### DATA FOR THIS EXERCISE:
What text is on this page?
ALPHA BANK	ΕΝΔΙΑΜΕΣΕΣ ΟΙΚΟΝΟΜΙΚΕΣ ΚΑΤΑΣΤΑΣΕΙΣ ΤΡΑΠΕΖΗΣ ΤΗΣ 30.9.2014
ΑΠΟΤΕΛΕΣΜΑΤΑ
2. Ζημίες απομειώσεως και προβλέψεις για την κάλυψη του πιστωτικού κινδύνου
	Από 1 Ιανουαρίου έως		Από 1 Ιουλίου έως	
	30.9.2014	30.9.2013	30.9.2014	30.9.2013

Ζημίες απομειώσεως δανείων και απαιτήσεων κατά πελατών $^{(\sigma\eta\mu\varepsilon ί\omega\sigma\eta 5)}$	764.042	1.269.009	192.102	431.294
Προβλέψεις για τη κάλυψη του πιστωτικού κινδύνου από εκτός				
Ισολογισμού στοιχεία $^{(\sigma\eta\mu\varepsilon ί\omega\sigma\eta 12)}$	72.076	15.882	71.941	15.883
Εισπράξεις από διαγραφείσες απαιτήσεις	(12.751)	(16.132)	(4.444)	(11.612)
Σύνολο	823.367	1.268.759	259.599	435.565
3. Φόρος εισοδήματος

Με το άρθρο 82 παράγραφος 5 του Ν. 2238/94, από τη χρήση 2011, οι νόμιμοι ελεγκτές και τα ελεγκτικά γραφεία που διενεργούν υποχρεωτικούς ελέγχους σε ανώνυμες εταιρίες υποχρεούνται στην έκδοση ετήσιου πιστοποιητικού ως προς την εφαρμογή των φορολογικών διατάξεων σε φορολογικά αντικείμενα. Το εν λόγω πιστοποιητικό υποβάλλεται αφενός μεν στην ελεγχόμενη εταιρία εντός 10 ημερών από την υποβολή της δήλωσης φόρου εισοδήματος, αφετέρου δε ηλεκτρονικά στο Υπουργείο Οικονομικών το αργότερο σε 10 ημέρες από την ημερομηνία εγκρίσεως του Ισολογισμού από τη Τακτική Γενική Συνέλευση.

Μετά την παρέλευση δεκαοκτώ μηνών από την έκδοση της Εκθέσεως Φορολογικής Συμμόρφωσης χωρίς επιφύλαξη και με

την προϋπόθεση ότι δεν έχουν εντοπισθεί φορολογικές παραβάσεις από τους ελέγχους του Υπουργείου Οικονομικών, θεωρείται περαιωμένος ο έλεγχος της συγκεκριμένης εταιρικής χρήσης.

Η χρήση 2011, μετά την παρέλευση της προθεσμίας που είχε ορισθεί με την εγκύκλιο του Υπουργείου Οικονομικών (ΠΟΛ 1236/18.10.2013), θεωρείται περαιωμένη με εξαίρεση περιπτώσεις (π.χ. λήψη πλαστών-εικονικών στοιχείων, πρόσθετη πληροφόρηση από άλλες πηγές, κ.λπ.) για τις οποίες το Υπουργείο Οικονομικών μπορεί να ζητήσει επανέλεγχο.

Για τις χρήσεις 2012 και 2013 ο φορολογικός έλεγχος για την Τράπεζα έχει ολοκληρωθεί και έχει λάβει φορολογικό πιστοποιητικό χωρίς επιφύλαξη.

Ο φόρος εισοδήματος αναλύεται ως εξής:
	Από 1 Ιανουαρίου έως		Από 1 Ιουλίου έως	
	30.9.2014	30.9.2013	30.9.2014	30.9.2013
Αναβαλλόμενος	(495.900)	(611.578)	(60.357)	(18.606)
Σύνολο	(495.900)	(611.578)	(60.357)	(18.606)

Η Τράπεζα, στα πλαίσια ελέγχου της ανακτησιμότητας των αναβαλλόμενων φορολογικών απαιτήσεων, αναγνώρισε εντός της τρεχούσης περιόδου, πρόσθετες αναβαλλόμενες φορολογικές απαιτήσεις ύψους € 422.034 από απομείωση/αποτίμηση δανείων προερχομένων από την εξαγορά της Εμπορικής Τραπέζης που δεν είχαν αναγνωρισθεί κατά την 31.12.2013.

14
---
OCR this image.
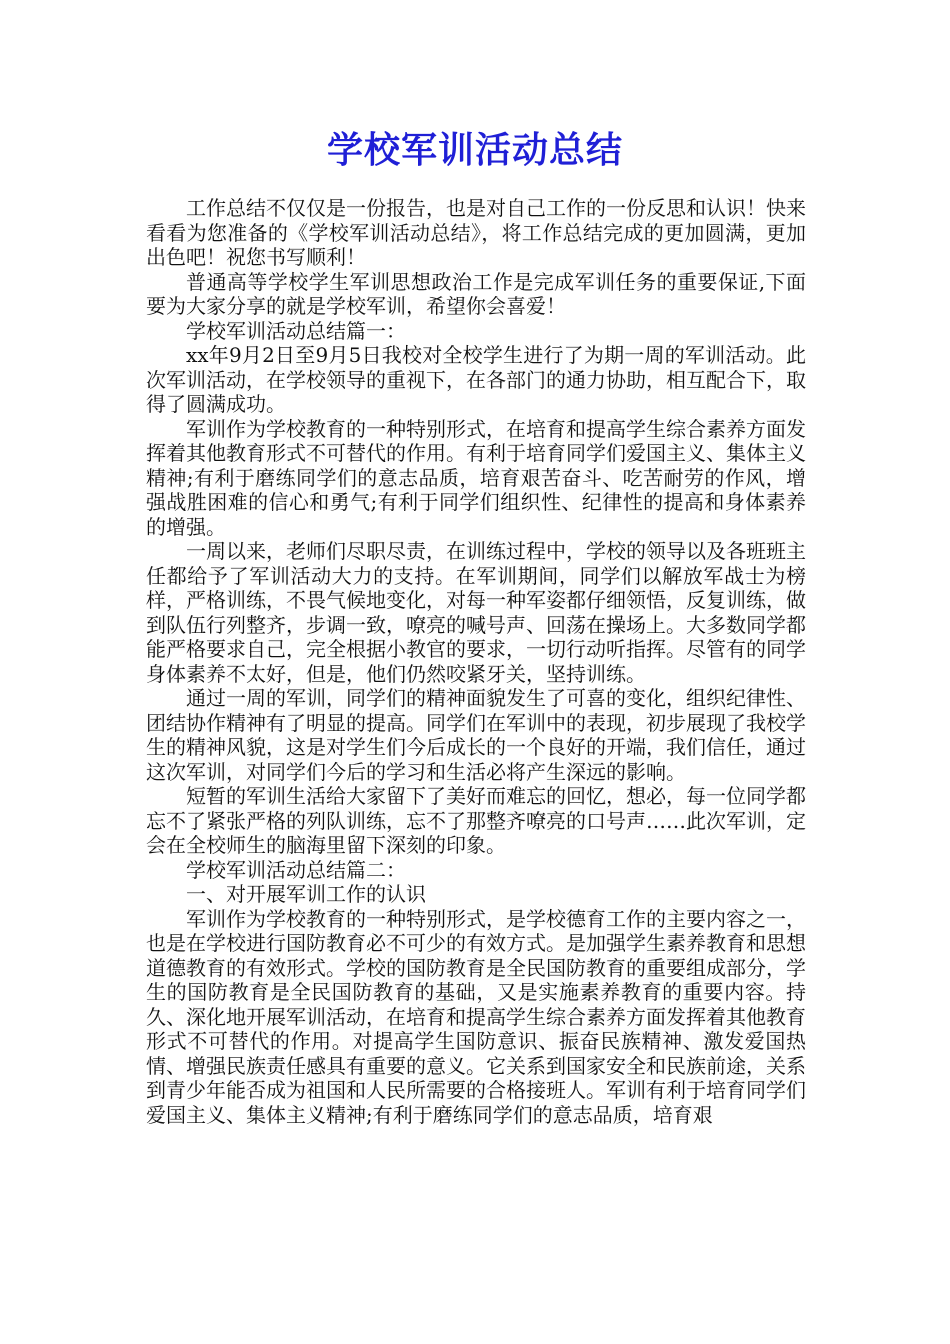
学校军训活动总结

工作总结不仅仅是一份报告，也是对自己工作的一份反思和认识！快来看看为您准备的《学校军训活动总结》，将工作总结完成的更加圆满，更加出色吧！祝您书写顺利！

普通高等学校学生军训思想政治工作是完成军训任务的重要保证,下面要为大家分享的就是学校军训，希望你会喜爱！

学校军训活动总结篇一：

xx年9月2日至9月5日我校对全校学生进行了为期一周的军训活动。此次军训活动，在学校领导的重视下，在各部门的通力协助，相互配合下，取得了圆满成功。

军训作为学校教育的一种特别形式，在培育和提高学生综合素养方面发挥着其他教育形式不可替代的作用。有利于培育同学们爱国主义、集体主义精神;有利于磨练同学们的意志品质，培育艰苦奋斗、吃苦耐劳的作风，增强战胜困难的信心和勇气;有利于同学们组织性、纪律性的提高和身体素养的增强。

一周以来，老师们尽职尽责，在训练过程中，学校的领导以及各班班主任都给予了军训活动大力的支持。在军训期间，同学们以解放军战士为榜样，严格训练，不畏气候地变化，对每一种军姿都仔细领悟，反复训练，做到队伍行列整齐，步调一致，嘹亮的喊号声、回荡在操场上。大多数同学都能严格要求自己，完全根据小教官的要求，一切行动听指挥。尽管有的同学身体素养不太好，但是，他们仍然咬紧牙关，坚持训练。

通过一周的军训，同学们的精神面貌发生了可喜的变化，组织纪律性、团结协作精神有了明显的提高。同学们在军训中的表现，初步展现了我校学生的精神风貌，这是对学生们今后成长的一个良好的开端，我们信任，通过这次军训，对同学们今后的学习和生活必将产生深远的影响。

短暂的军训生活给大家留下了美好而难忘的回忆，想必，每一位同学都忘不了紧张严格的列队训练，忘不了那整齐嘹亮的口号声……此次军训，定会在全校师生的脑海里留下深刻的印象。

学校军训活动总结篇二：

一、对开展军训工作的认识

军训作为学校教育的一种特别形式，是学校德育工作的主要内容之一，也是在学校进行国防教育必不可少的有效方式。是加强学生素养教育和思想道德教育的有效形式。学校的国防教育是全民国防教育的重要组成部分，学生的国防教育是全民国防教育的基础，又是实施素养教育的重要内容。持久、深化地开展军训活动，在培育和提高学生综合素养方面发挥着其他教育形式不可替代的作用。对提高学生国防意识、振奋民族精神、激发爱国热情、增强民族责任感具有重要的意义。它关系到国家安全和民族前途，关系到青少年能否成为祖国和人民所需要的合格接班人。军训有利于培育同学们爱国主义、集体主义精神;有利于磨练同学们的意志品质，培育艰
...
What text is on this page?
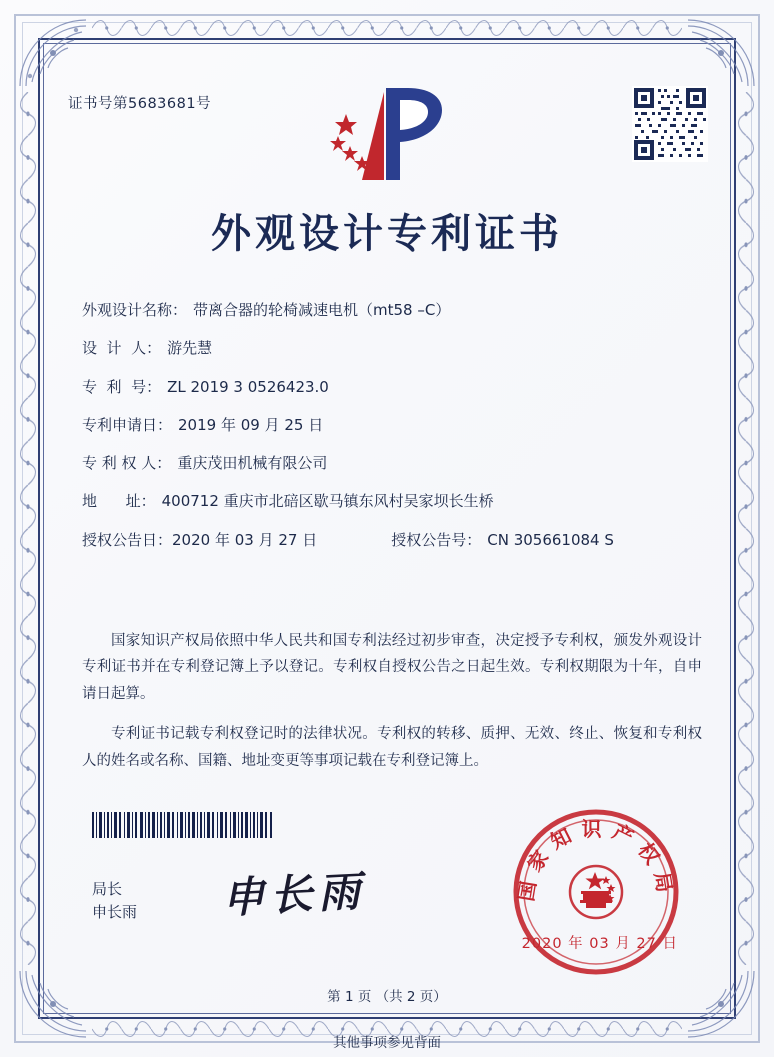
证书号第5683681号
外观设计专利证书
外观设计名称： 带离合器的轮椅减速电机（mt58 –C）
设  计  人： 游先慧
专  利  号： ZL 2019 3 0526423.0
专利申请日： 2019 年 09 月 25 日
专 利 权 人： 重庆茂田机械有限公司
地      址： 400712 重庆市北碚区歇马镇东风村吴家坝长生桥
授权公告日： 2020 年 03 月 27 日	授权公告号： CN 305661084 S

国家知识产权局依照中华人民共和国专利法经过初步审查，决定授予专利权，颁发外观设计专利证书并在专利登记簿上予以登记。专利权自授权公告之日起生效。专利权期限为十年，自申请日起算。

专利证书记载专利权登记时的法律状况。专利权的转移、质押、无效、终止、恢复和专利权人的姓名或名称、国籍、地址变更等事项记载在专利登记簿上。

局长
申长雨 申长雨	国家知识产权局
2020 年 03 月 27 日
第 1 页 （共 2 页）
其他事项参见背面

### WRITTEN EXERCISE:
Report how many lines of the entries hold the string "Υπουργείου". Provide the number alone.

### RESULT FOR THIS TASK:
2